## [TASK TO CARRY OUT]
Pick out every line holding the string "factor" and copy it.
[BEGIN SUPPLIED RECORDS]
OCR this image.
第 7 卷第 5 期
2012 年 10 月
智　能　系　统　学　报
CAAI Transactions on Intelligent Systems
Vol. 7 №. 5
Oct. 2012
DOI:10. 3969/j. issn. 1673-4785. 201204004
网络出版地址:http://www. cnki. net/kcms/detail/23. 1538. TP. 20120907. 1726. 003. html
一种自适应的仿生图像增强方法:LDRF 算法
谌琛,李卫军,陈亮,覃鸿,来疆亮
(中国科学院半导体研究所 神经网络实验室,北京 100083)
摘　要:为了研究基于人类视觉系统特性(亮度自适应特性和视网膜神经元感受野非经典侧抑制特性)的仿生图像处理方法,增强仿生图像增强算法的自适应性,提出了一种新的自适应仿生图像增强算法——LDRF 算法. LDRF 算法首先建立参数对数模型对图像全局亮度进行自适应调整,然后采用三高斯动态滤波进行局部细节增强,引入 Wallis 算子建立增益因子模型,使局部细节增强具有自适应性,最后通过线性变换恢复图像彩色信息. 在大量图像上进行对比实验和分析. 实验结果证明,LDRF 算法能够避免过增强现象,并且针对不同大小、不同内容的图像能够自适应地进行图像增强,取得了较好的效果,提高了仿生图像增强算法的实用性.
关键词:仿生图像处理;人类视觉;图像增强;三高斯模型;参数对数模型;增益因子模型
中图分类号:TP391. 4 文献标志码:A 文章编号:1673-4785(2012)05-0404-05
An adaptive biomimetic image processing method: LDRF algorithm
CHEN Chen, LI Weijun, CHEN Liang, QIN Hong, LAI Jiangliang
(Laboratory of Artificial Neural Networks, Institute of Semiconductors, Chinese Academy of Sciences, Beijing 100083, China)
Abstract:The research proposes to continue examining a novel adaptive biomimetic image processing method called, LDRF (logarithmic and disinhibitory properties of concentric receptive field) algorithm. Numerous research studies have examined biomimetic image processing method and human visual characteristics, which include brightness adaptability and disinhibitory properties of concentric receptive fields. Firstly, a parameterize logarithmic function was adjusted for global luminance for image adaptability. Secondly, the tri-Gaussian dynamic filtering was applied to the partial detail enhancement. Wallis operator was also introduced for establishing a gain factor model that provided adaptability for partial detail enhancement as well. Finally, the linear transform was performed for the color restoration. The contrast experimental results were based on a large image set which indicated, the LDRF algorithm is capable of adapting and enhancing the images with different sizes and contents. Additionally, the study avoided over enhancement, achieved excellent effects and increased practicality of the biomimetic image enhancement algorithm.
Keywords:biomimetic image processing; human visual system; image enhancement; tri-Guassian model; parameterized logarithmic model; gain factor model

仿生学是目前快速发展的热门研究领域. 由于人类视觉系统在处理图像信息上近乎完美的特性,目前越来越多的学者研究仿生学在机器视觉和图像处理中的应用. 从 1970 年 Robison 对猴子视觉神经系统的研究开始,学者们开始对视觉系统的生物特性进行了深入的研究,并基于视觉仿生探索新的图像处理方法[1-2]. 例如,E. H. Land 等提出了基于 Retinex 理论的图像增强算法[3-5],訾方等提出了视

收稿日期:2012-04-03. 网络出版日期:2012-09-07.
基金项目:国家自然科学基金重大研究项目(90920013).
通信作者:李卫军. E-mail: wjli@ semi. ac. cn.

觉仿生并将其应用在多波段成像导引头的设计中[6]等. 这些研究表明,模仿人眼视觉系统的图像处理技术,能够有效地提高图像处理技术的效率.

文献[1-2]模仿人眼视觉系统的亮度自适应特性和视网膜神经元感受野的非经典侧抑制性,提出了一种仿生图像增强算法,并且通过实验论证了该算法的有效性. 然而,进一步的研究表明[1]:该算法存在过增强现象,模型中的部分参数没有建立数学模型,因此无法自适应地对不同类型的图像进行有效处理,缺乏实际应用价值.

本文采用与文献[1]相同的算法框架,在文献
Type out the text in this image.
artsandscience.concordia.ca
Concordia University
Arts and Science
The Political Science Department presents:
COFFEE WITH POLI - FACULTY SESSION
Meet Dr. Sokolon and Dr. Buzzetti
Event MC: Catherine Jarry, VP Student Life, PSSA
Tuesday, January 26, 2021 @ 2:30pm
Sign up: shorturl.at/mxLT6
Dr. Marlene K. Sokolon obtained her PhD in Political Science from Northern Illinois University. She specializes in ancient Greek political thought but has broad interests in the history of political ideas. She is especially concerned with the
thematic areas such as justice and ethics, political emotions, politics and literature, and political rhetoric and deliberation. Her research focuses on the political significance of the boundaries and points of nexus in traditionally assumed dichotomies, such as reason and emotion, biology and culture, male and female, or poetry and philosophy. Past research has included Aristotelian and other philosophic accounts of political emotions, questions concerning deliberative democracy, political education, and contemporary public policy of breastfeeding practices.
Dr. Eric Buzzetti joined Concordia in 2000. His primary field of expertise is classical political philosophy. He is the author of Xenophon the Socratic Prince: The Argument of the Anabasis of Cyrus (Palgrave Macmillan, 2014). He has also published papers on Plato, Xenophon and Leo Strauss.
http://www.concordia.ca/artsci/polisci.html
[END SUPPLIED RECORDS]
## [ANSWER FOR THIS EXERCISE]
Abstract:The research proposes to continue examining a novel adaptive biomimetic image processing method called, LDRF (logarithmic and disinhibitory properties of concentric receptive field) algorithm. Numerous research studies have examined biomimetic image processing method and human visual characteristics, which include brightness adaptability and disinhibitory properties of concentric receptive fields. Firstly, a parameterize logarithmic function was adjusted for global luminance for image adaptability. Secondly, the tri-Gaussian dynamic filtering was applied to the partial detail enhancement. Wallis operator was also introduced for establishing a gain factor model that provided adaptability for partial detail enhancement as well. Finally, the linear transform was performed for the color restoration. The contrast experimental results were based on a large image set which indicated, the LDRF algorithm is capable of adapting and enhancing the images with different sizes and contents. Additionally, the study avoided over enhancement, achieved excellent effects and increased practicality of the biomimetic image enhancement algorithm.
Keywords:biomimetic image processing; human visual system; image enhancement; tri-Guassian model; parameterized logarithmic model; gain factor model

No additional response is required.